— Start —

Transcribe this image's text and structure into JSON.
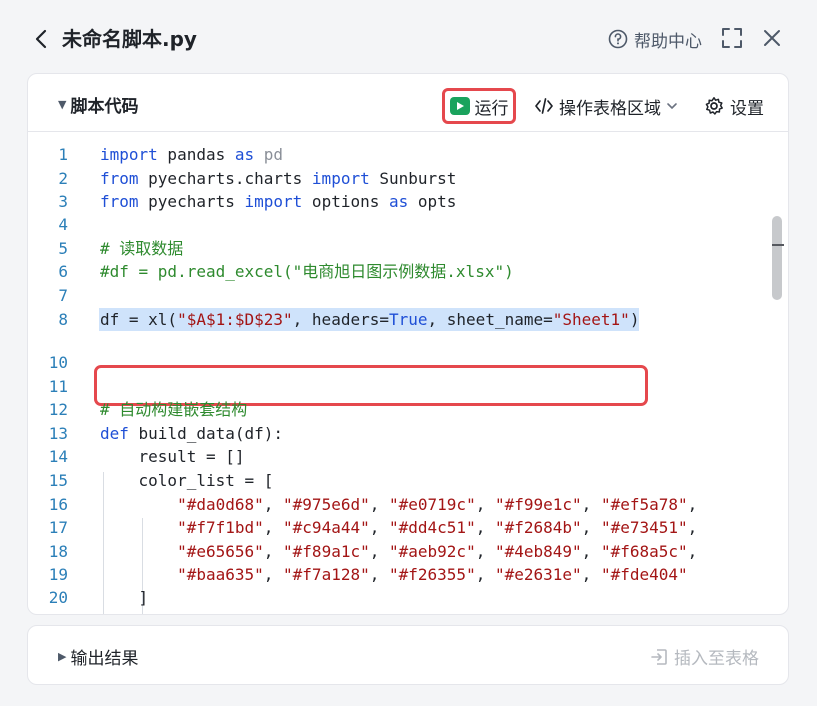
{
  "window": {
    "title": "未命名脚本.py",
    "help_label": "帮助中心"
  },
  "code_panel": {
    "title": "脚本代码",
    "run_label": "运行",
    "range_label": "操作表格区域",
    "settings_label": "设置"
  },
  "code_lines": [
    {
      "num": "1",
      "tokens": [
        {
          "t": "k",
          "v": "import"
        },
        {
          "t": "n",
          "v": " pandas "
        },
        {
          "t": "k",
          "v": "as"
        },
        {
          "t": "m",
          "v": " pd"
        }
      ]
    },
    {
      "num": "2",
      "tokens": [
        {
          "t": "k",
          "v": "from"
        },
        {
          "t": "n",
          "v": " pyecharts.charts "
        },
        {
          "t": "k",
          "v": "import"
        },
        {
          "t": "n",
          "v": " Sunburst"
        }
      ]
    },
    {
      "num": "3",
      "tokens": [
        {
          "t": "k",
          "v": "from"
        },
        {
          "t": "n",
          "v": " pyecharts "
        },
        {
          "t": "k",
          "v": "import"
        },
        {
          "t": "n",
          "v": " options "
        },
        {
          "t": "k",
          "v": "as"
        },
        {
          "t": "n",
          "v": " opts"
        }
      ]
    },
    {
      "num": "4",
      "tokens": []
    },
    {
      "num": "5",
      "tokens": [
        {
          "t": "c",
          "v": "# 读取数据"
        }
      ]
    },
    {
      "num": "6",
      "tokens": [
        {
          "t": "c",
          "v": "#df = pd.read_excel(\"电商旭日图示例数据.xlsx\")"
        }
      ]
    },
    {
      "num": "7",
      "tokens": []
    },
    {
      "num": "8",
      "tokens": [
        {
          "t": "n",
          "v": "df = xl("
        },
        {
          "t": "s",
          "v": "\"$A$1:$D$23\""
        },
        {
          "t": "n",
          "v": ", headers="
        },
        {
          "t": "k",
          "v": "True"
        },
        {
          "t": "n",
          "v": ", sheet_name="
        },
        {
          "t": "s",
          "v": "\"Sheet1\""
        },
        {
          "t": "n",
          "v": ")"
        }
      ],
      "selected": true
    },
    {
      "num": "10",
      "tokens": []
    },
    {
      "num": "11",
      "tokens": []
    },
    {
      "num": "12",
      "tokens": [
        {
          "t": "c",
          "v": "# 自动构建嵌套结构"
        }
      ]
    },
    {
      "num": "13",
      "tokens": [
        {
          "t": "k",
          "v": "def"
        },
        {
          "t": "n",
          "v": " build_data(df):"
        }
      ]
    },
    {
      "num": "14",
      "tokens": [
        {
          "t": "n",
          "v": "    result = []"
        }
      ]
    },
    {
      "num": "15",
      "tokens": [
        {
          "t": "n",
          "v": "    color_list = ["
        }
      ]
    },
    {
      "num": "16",
      "tokens": [
        {
          "t": "n",
          "v": "        "
        },
        {
          "t": "s",
          "v": "\"#da0d68\""
        },
        {
          "t": "n",
          "v": ", "
        },
        {
          "t": "s",
          "v": "\"#975e6d\""
        },
        {
          "t": "n",
          "v": ", "
        },
        {
          "t": "s",
          "v": "\"#e0719c\""
        },
        {
          "t": "n",
          "v": ", "
        },
        {
          "t": "s",
          "v": "\"#f99e1c\""
        },
        {
          "t": "n",
          "v": ", "
        },
        {
          "t": "s",
          "v": "\"#ef5a78\""
        },
        {
          "t": "n",
          "v": ","
        }
      ]
    },
    {
      "num": "17",
      "tokens": [
        {
          "t": "n",
          "v": "        "
        },
        {
          "t": "s",
          "v": "\"#f7f1bd\""
        },
        {
          "t": "n",
          "v": ", "
        },
        {
          "t": "s",
          "v": "\"#c94a44\""
        },
        {
          "t": "n",
          "v": ", "
        },
        {
          "t": "s",
          "v": "\"#dd4c51\""
        },
        {
          "t": "n",
          "v": ", "
        },
        {
          "t": "s",
          "v": "\"#f2684b\""
        },
        {
          "t": "n",
          "v": ", "
        },
        {
          "t": "s",
          "v": "\"#e73451\""
        },
        {
          "t": "n",
          "v": ","
        }
      ]
    },
    {
      "num": "18",
      "tokens": [
        {
          "t": "n",
          "v": "        "
        },
        {
          "t": "s",
          "v": "\"#e65656\""
        },
        {
          "t": "n",
          "v": ", "
        },
        {
          "t": "s",
          "v": "\"#f89a1c\""
        },
        {
          "t": "n",
          "v": ", "
        },
        {
          "t": "s",
          "v": "\"#aeb92c\""
        },
        {
          "t": "n",
          "v": ", "
        },
        {
          "t": "s",
          "v": "\"#4eb849\""
        },
        {
          "t": "n",
          "v": ", "
        },
        {
          "t": "s",
          "v": "\"#f68a5c\""
        },
        {
          "t": "n",
          "v": ","
        }
      ]
    },
    {
      "num": "19",
      "tokens": [
        {
          "t": "n",
          "v": "        "
        },
        {
          "t": "s",
          "v": "\"#baa635\""
        },
        {
          "t": "n",
          "v": ", "
        },
        {
          "t": "s",
          "v": "\"#f7a128\""
        },
        {
          "t": "n",
          "v": ", "
        },
        {
          "t": "s",
          "v": "\"#f26355\""
        },
        {
          "t": "n",
          "v": ", "
        },
        {
          "t": "s",
          "v": "\"#e2631e\""
        },
        {
          "t": "n",
          "v": ", "
        },
        {
          "t": "s",
          "v": "\"#fde404\""
        }
      ]
    },
    {
      "num": "20",
      "tokens": [
        {
          "t": "n",
          "v": "    ]"
        }
      ]
    }
  ],
  "output_panel": {
    "title": "输出结果",
    "insert_label": "插入至表格"
  },
  "colors": {
    "accent_run": "#1aa35d",
    "highlight_border": "#e5484d",
    "keyword": "#1f4fd6",
    "string": "#a31515",
    "comment": "#2e8a2e"
  }
}
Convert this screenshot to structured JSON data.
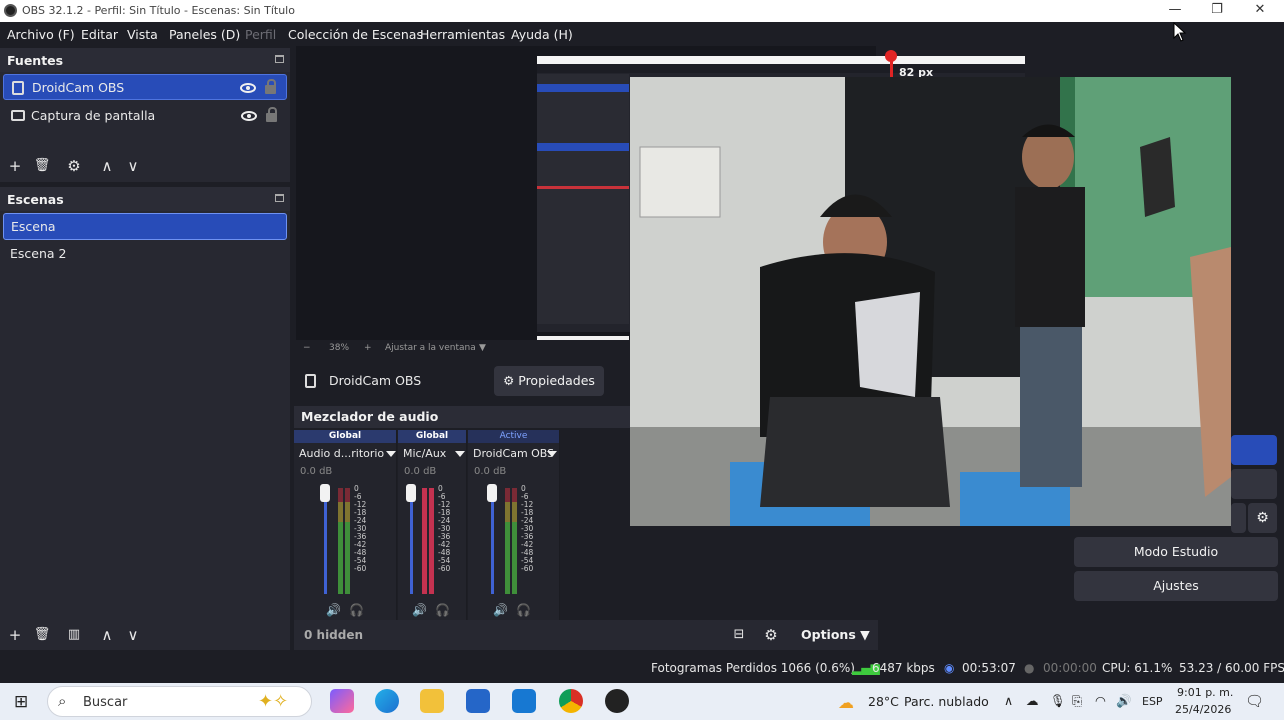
{
  "window": {
    "title": "OBS 32.1.2 - Perfil: Sin Título - Escenas: Sin Título",
    "minimize_glyph": "—",
    "restore_glyph": "❐",
    "close_glyph": "✕"
  },
  "menu": {
    "items": [
      "Archivo (F)",
      "Editar",
      "Vista",
      "Paneles (D)",
      "Perfil",
      "Colección de Escenas",
      "Herramientas",
      "Ayuda (H)"
    ]
  },
  "sources": {
    "title": "Fuentes",
    "items": [
      {
        "label": "DroidCam OBS",
        "icon": "source-file-icon",
        "selected": true
      },
      {
        "label": "Captura de pantalla",
        "icon": "monitor-icon",
        "selected": false
      }
    ]
  },
  "scenes": {
    "title": "Escenas",
    "items": [
      {
        "label": "Escena",
        "selected": true
      },
      {
        "label": "Escena 2",
        "selected": false
      }
    ]
  },
  "toolbar": {
    "add": "+",
    "remove": "🗑",
    "settings": "⚙",
    "up": "∧",
    "down": "∨",
    "filters": "▥"
  },
  "preview": {
    "guide_label": "82 px",
    "zoom_minus": "−",
    "zoom_value": "38%",
    "zoom_plus": "+",
    "fit_label": "Ajustar a la ventana"
  },
  "context_bar": {
    "source_name": "DroidCam OBS",
    "properties_label": "Propiedades"
  },
  "mixer": {
    "title": "Mezclador de audio",
    "channels": [
      {
        "tag": "Global",
        "name": "Audio d...ritorio",
        "db": "0.0 dB",
        "level": 0.88,
        "hot": false
      },
      {
        "tag": "Global",
        "name": "Mic/Aux",
        "db": "0.0 dB",
        "level": 0.92,
        "hot": true
      },
      {
        "tag": "Active",
        "name": "DroidCam OBS",
        "db": "0.0 dB",
        "level": 0.88,
        "hot": false
      }
    ],
    "scale_ticks": [
      "0",
      "-6",
      "-12",
      "-18",
      "-24",
      "-30",
      "-36",
      "-42",
      "-48",
      "-54",
      "-60"
    ],
    "hidden_label": "0 hidden",
    "options_label": "Options"
  },
  "controls": {
    "studio_mode": "Modo Estudio",
    "settings": "Ajustes"
  },
  "status": {
    "dropped_frames": "Fotogramas Perdidos 1066 (0.6%)",
    "bitrate": "6487 kbps",
    "stream_time": "00:53:07",
    "record_time": "00:00:00",
    "cpu": "CPU: 61.1%",
    "fps": "53.23 / 60.00 FPS"
  },
  "taskbar": {
    "search_placeholder": "Buscar",
    "weather_temp": "28°C",
    "weather_desc": "Parc. nublado",
    "language": "ESP",
    "time": "9:01 p. m.",
    "date": "25/4/2026"
  }
}
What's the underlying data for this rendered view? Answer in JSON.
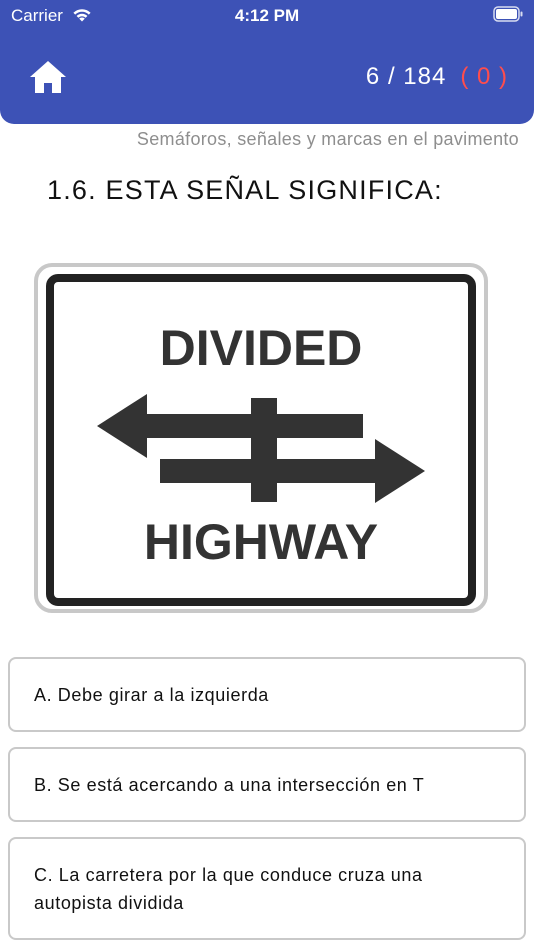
{
  "status_bar": {
    "carrier": "Carrier",
    "time": "4:12 PM"
  },
  "header": {
    "current": "6 / 184",
    "wrong": "( 0 )",
    "wrong_color": "#ff4d4d",
    "background_color": "#3d52b6"
  },
  "category": "Semáforos, señales y marcas en el pavimento",
  "question": "1.6. ESTA SEÑAL SIGNIFICA:",
  "sign": {
    "top_text": "DIVIDED",
    "bottom_text": "HIGHWAY"
  },
  "options": [
    {
      "label": "A. Debe girar a la izquierda"
    },
    {
      "label": "B. Se está acercando a una intersección en T"
    },
    {
      "label": "C. La carretera por la que conduce cruza una autopista dividida"
    }
  ]
}
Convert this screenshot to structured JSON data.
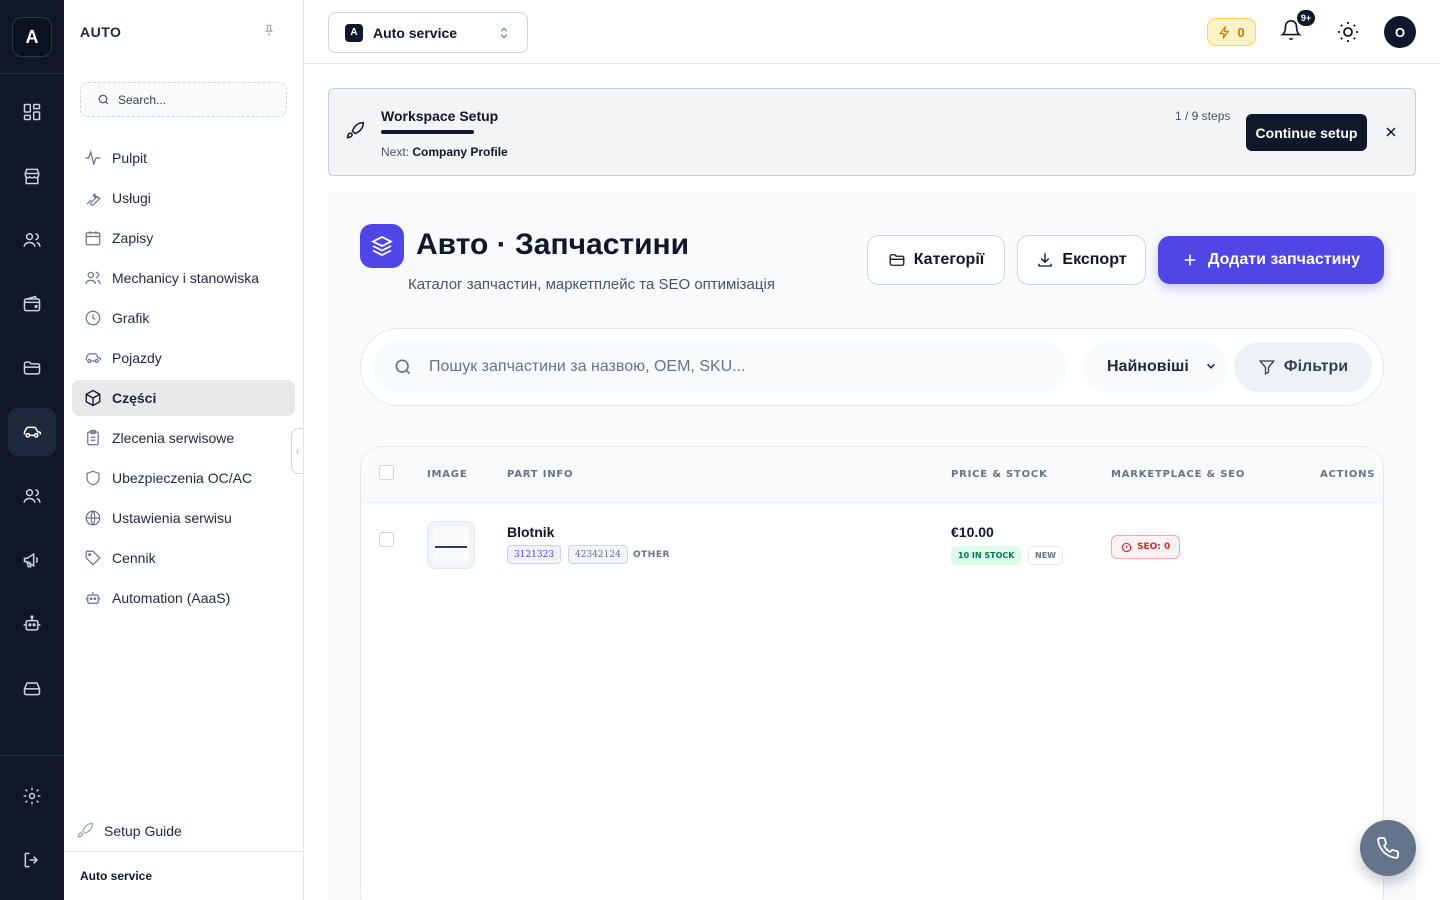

— End —

§ What you should do
Using the records above, copy exactly and only the lines from the line with "What's the underlying" through the end, both included; leave every picture out.

§ Exercise response
What's the underlying data for this rendered view? Answer in JSON.
{
  "status_bar": {
    "carrier": "Carrier",
    "time": "4:12 PM"
  },
  "header": {
    "current": "6 / 184",
    "wrong": "( 0 )",
    "wrong_color": "#ff4d4d",
    "background_color": "#3d52b6"
  },
  "category": "Semáforos, señales y marcas en el pavimento",
  "question": "1.6. ESTA SEÑAL SIGNIFICA:",
  "sign": {
    "top_text": "DIVIDED",
    "bottom_text": "HIGHWAY"
  },
  "options": [
    {
      "label": "A. Debe girar a la izquierda"
    },
    {
      "label": "B. Se está acercando a una intersección en T"
    },
    {
      "label": "C. La carretera por la que conduce cruza una autopista dividida"
    }
  ]
}
Convert this screenshot to structured JSON data.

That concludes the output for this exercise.